### [Extracted information]
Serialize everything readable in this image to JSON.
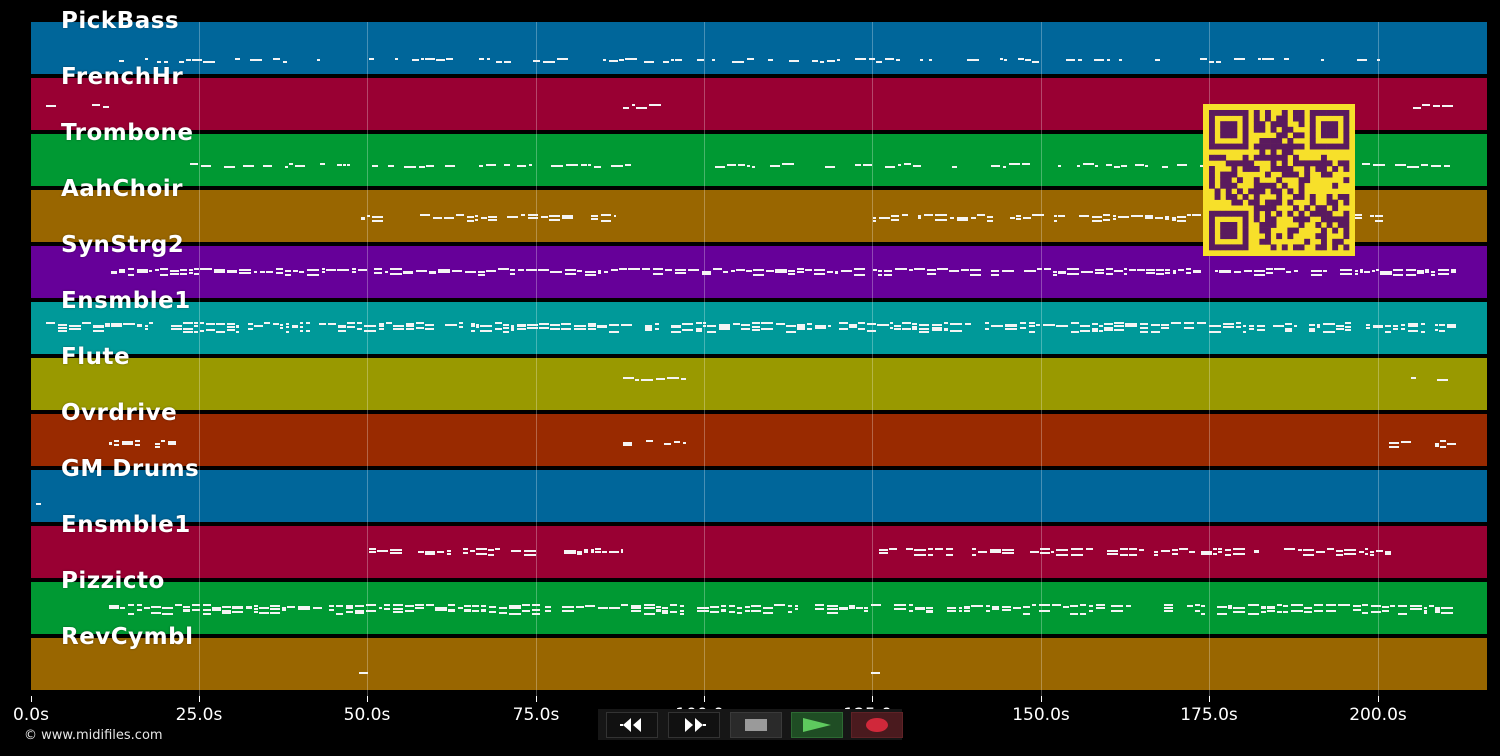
{
  "app": {
    "copyright": "© www.midifiles.com"
  },
  "timeline": {
    "tick_labels": [
      "0.0s",
      "25.0s",
      "50.0s",
      "75.0s",
      "100.0s",
      "125.0s",
      "150.0s",
      "175.0s",
      "200.0s"
    ]
  },
  "tracks": [
    {
      "name": "PickBass",
      "color": "#00669a"
    },
    {
      "name": "FrenchHr",
      "color": "#990033"
    },
    {
      "name": "Trombone",
      "color": "#009933"
    },
    {
      "name": "AahChoir",
      "color": "#996600"
    },
    {
      "name": "SynStrg2",
      "color": "#660099"
    },
    {
      "name": "Ensmble1",
      "color": "#009999"
    },
    {
      "name": "Flute",
      "color": "#999900"
    },
    {
      "name": "Ovrdrive",
      "color": "#992a00"
    },
    {
      "name": "GM Drums",
      "color": "#00669a"
    },
    {
      "name": "Ensmble1",
      "color": "#990033"
    },
    {
      "name": "Pizzicto",
      "color": "#009933"
    },
    {
      "name": "RevCymbl",
      "color": "#996600"
    }
  ],
  "transport": {
    "rewind": "rewind-icon",
    "fast_forward": "fast-forward-icon",
    "stop": "stop-icon",
    "play": "play-icon",
    "record": "record-icon"
  },
  "colors": {
    "background": "#000000",
    "qr_fg": "#5a1a5e",
    "qr_bg": "#f7e02a",
    "play": "#5ec95e",
    "record": "#d0283a"
  }
}
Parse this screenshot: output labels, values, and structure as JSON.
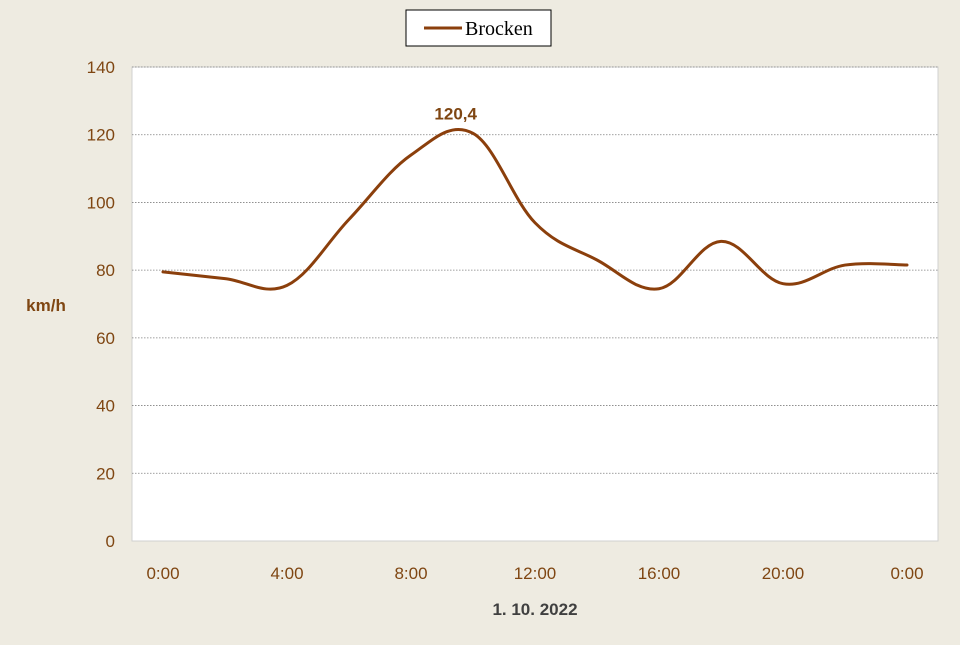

### [What the task requires]
Copy all lines from the data that hold the word "this".

### [Result]
Serialize everything readable in this image to JSON.
Parse this screenshot: output labels, values, and structure as JSON.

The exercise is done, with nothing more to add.